■ TASK MATERIAL:
— Begin —

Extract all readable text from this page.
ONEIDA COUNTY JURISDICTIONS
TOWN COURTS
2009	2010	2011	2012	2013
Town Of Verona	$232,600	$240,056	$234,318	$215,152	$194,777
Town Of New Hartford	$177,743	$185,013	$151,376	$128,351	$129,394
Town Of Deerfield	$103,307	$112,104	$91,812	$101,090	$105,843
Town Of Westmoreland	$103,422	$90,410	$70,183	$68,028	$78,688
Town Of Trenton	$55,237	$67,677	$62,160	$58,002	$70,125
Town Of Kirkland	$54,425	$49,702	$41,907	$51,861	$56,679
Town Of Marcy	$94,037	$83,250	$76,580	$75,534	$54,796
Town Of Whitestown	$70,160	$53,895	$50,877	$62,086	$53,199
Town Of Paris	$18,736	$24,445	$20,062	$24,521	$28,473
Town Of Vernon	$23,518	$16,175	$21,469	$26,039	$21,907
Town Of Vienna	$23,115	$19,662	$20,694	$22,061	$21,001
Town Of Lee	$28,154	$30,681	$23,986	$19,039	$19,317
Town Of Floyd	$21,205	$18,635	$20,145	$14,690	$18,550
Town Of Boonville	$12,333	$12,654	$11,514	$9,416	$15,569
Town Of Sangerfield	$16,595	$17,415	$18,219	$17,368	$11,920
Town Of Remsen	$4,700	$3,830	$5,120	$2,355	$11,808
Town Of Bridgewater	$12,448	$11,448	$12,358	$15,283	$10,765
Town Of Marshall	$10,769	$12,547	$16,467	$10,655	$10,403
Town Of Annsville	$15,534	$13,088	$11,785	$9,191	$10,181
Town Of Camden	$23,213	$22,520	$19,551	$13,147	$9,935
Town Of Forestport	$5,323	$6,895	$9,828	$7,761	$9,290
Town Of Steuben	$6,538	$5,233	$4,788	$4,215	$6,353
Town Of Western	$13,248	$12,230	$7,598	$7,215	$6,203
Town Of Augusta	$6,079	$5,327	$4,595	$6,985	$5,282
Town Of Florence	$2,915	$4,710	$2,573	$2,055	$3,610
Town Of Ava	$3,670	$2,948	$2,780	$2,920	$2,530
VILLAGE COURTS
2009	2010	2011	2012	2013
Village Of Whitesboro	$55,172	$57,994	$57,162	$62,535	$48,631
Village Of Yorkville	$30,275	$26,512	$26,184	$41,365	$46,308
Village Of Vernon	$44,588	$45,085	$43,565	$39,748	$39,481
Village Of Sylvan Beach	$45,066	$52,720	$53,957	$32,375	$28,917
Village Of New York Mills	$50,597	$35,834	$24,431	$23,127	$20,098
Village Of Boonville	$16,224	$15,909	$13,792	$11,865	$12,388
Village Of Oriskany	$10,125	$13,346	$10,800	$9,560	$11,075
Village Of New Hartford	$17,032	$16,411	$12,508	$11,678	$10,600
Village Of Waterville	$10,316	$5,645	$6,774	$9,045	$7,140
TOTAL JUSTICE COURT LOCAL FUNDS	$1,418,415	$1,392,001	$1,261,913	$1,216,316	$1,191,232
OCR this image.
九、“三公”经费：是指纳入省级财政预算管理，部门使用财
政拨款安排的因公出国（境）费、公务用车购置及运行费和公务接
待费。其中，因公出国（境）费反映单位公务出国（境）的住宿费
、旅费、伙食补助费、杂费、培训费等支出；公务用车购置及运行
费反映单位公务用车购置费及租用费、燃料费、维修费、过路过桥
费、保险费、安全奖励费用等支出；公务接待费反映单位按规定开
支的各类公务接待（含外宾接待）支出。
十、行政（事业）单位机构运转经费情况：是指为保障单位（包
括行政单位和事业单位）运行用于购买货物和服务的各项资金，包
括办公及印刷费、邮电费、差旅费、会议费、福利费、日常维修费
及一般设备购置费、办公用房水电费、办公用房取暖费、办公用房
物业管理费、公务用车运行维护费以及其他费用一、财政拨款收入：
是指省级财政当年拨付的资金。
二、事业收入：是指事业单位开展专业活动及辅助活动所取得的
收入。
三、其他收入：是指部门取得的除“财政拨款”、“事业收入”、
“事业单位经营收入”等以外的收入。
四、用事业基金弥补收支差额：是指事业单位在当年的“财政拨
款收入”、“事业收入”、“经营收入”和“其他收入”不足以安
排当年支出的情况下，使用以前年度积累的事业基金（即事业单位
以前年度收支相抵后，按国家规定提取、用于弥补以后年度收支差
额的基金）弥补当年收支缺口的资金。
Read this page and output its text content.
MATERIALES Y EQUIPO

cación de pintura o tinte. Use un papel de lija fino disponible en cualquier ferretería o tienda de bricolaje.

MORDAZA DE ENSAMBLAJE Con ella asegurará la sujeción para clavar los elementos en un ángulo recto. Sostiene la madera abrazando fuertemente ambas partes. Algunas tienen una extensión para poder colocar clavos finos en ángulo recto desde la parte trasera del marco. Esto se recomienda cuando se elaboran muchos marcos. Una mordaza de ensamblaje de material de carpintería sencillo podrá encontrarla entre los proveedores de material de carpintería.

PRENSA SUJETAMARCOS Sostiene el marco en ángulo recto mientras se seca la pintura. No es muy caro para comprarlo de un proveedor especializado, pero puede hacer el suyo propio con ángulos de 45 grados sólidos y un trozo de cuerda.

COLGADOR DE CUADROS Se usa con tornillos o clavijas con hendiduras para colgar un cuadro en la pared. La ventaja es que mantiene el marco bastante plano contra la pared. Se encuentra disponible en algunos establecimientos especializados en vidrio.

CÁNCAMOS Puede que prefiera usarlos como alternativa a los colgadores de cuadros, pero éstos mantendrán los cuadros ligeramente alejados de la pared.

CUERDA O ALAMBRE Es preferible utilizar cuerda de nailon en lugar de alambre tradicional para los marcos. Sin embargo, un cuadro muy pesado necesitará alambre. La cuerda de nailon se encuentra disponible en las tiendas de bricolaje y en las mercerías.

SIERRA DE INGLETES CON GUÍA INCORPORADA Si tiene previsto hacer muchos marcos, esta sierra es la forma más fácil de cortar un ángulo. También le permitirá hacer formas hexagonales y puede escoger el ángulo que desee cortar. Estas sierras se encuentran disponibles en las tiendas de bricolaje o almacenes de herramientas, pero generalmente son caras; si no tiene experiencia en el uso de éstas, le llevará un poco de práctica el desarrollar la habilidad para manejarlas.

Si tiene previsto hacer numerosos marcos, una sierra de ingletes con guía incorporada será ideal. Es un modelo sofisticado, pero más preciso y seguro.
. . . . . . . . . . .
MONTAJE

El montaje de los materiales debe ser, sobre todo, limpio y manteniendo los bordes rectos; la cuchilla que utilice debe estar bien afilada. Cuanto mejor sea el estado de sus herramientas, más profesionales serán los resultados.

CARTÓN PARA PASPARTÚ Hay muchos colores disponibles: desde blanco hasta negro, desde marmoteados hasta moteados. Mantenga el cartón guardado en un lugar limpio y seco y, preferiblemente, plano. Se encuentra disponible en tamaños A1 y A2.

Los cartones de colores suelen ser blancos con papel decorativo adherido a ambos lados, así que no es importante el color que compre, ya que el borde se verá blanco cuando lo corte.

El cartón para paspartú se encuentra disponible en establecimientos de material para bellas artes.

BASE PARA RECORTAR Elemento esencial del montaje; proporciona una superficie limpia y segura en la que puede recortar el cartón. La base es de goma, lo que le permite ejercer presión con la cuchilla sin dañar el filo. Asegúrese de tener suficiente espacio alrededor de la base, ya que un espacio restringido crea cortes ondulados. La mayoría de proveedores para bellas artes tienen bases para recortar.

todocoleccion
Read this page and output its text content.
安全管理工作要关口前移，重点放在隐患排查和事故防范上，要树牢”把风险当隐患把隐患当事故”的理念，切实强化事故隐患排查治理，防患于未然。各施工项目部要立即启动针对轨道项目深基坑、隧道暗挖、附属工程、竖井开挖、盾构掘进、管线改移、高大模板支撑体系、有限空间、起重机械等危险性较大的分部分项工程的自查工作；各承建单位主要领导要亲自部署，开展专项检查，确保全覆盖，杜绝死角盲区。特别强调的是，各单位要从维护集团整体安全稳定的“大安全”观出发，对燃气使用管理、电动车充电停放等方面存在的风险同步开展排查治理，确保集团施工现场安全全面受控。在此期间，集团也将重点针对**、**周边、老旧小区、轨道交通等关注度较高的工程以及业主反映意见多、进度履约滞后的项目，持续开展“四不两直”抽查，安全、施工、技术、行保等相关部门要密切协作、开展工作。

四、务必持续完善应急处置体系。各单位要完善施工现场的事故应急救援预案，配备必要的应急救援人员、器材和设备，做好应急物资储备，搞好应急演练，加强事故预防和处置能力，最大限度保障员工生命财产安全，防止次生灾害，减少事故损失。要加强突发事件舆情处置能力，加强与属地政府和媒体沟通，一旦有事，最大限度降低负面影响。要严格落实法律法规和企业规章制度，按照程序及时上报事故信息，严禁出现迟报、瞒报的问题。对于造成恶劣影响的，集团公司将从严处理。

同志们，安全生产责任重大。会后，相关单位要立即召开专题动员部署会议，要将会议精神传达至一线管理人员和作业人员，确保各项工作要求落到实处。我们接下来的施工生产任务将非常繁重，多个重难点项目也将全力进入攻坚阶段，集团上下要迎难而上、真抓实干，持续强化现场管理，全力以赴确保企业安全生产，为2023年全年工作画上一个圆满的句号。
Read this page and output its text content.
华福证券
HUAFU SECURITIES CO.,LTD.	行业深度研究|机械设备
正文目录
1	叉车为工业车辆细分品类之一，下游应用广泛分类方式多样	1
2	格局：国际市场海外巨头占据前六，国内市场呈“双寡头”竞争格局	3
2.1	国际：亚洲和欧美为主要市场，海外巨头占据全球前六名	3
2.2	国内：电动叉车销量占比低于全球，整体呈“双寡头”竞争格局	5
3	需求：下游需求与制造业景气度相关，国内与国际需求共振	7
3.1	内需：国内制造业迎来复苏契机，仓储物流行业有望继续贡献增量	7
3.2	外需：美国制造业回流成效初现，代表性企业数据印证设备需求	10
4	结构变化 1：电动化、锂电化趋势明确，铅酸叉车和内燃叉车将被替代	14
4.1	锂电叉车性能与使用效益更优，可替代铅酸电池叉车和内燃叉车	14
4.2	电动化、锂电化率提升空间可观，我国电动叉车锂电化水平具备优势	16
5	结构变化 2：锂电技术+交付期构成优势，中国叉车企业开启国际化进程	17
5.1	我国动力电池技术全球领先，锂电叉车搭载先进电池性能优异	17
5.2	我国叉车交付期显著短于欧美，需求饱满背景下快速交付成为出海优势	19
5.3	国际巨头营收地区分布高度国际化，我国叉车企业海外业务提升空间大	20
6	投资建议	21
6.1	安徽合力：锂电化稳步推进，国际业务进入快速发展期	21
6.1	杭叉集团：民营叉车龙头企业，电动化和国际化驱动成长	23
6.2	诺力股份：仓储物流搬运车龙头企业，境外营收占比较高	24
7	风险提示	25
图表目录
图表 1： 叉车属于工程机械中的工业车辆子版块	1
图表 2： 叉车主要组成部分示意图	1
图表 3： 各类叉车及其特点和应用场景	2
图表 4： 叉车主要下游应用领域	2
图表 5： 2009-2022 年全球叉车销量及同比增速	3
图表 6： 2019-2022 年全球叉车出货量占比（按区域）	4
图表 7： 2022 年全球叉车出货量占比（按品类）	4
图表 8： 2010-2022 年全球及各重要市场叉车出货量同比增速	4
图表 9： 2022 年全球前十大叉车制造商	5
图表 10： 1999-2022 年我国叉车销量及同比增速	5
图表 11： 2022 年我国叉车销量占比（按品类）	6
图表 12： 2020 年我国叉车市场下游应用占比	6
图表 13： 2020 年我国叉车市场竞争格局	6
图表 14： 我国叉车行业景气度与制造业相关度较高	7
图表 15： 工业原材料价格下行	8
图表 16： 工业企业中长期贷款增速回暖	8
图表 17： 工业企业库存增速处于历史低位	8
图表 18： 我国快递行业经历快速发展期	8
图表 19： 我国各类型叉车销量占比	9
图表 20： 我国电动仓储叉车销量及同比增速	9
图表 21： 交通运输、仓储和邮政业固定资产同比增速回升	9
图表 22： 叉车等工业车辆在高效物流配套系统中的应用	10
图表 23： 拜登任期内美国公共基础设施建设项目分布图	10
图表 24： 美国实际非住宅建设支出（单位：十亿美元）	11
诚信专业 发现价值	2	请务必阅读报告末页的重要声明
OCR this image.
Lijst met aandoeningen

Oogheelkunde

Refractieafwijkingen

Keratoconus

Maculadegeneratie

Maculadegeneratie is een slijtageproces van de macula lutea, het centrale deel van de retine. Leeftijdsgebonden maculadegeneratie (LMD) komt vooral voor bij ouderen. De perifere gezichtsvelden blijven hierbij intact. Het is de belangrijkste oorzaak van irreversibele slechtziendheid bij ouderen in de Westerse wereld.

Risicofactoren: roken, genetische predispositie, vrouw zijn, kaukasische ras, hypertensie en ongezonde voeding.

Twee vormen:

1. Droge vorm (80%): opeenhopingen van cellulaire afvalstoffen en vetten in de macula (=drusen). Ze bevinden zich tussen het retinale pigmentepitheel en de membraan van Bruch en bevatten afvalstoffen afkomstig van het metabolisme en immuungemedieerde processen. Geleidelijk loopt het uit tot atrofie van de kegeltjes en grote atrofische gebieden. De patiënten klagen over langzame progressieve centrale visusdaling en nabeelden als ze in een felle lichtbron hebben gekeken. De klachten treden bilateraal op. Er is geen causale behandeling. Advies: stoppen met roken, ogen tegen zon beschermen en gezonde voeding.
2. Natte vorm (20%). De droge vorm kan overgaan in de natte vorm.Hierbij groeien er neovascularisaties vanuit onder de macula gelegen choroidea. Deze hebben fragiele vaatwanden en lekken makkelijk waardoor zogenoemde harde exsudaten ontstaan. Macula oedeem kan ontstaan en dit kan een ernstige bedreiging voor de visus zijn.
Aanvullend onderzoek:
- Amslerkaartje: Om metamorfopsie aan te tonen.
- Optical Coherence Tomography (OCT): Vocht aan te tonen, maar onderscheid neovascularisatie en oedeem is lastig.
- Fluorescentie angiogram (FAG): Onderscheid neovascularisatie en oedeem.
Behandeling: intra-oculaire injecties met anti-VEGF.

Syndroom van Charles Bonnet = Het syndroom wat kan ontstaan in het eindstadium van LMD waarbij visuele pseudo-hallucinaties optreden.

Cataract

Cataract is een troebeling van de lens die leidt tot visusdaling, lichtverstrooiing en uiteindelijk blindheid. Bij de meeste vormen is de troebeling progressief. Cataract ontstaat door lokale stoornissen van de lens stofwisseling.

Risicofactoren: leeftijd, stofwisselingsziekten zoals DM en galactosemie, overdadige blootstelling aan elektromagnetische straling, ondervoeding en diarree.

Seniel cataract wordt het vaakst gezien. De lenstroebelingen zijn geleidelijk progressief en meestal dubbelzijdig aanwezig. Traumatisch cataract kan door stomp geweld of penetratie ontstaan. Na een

— End —

Filter the entries down to the lines containing "Vernon". Copy each of those lines.

Town Of Vernon	$23,518	$16,175	$21,469	$26,039	$21,907
Village Of Vernon	$44,588	$45,085	$43,565	$39,748	$39,481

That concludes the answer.